SHORT PROBLEM: Scan the records and identify every line in which the string "изготовления" occurs, then return those lines.

Data excerpts:

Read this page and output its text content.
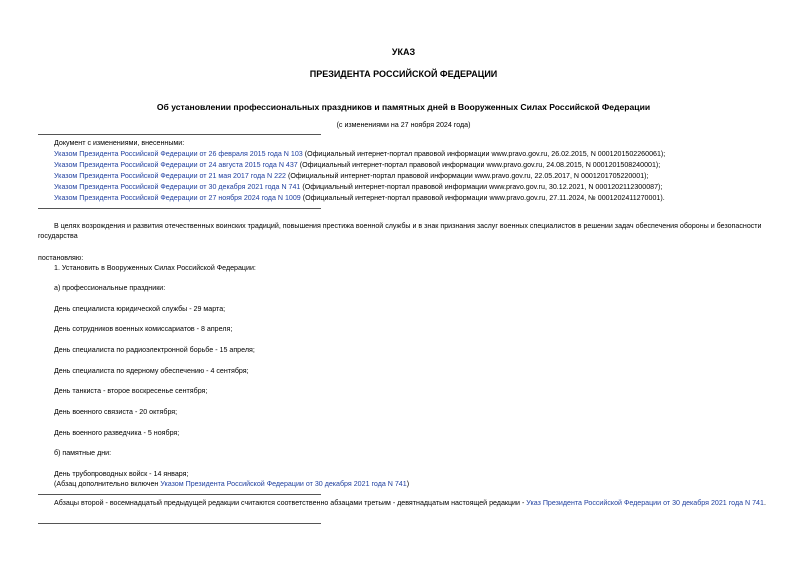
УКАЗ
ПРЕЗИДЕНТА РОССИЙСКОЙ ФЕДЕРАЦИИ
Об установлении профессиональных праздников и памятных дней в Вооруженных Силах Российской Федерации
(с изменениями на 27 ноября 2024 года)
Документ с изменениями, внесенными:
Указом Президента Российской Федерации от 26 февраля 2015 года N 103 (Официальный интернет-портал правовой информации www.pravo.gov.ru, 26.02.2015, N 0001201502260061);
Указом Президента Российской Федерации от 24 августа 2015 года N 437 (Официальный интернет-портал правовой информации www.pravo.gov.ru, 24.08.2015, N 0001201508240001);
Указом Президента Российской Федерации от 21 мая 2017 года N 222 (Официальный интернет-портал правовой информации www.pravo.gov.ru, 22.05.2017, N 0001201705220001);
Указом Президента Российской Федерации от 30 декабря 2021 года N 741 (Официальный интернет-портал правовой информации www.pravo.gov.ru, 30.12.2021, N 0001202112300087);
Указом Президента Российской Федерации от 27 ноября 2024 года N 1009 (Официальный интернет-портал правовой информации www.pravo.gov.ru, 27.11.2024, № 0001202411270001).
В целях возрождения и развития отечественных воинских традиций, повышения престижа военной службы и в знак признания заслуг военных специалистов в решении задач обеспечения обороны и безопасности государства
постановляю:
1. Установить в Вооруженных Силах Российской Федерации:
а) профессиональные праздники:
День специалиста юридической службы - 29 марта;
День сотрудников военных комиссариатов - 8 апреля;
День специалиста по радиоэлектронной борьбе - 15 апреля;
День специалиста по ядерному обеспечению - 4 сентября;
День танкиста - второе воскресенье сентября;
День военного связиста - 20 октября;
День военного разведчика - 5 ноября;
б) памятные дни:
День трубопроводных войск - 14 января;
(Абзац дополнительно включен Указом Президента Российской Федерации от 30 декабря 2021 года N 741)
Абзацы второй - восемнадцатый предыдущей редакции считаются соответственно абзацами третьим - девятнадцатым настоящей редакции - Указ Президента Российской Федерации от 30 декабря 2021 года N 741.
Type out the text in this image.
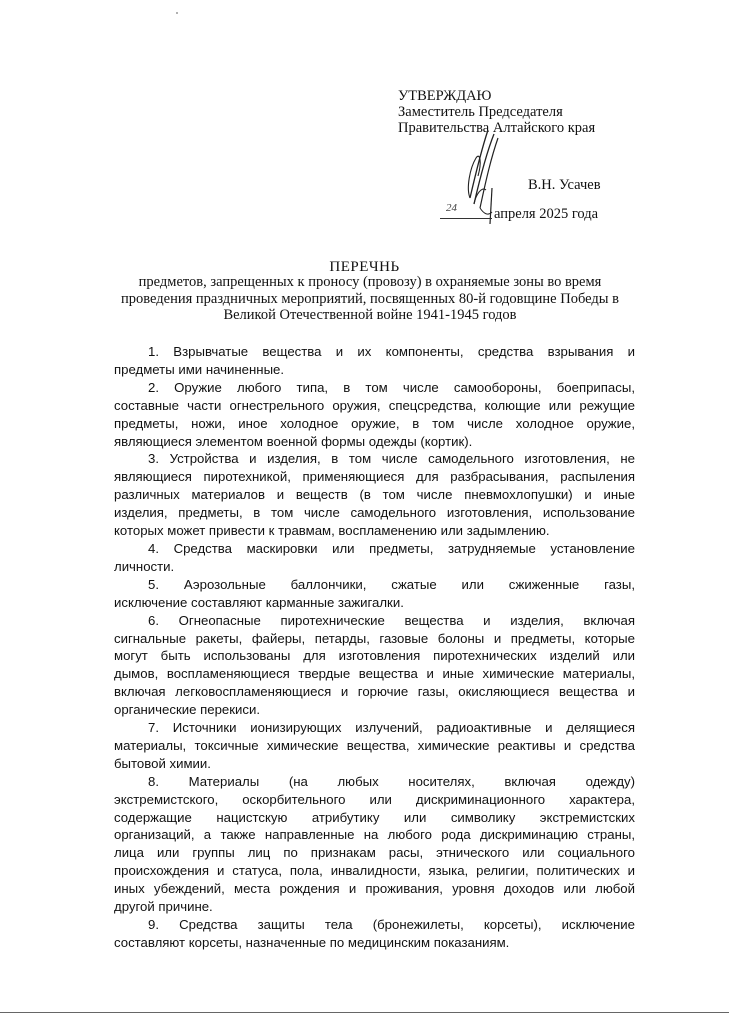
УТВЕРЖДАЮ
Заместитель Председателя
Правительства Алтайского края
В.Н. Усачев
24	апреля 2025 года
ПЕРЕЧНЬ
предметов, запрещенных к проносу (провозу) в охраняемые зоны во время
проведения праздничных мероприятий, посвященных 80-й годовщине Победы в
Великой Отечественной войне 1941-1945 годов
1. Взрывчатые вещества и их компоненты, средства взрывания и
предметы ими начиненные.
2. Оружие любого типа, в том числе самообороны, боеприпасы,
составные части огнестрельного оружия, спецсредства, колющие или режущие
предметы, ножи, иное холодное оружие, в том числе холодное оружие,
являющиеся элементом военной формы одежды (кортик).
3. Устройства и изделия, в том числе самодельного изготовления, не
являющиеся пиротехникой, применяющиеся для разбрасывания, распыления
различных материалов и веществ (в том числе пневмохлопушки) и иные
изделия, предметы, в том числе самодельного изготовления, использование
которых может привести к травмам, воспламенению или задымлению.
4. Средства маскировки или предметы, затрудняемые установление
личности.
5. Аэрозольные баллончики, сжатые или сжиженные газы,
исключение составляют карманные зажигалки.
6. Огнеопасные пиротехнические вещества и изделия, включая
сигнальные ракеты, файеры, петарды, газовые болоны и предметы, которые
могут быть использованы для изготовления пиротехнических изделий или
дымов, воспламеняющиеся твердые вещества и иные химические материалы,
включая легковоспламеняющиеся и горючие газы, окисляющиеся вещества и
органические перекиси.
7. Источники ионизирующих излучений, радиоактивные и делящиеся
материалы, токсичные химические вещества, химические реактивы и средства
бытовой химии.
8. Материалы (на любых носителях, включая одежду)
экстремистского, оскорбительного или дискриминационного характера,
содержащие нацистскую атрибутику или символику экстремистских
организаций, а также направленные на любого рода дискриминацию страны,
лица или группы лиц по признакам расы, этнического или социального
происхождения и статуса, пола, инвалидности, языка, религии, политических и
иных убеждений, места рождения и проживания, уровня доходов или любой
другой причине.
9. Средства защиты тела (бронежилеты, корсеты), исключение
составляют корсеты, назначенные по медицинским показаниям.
==
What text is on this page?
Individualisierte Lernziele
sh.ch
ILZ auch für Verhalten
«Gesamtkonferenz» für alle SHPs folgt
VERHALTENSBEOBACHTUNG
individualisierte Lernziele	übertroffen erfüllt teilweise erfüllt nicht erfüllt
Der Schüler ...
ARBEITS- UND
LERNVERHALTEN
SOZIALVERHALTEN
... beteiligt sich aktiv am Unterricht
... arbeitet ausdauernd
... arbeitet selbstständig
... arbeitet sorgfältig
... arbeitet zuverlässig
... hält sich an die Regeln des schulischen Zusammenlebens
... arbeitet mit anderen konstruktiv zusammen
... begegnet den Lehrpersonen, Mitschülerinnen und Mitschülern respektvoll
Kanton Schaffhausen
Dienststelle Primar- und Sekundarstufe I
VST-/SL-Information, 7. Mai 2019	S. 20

RESPONSE TO THE EXERCISE:
3. Устройства и изделия, в том числе самодельного изготовления, не
изделия, предметы, в том числе самодельного изготовления, использование
могут быть использованы для изготовления пиротехнических изделий или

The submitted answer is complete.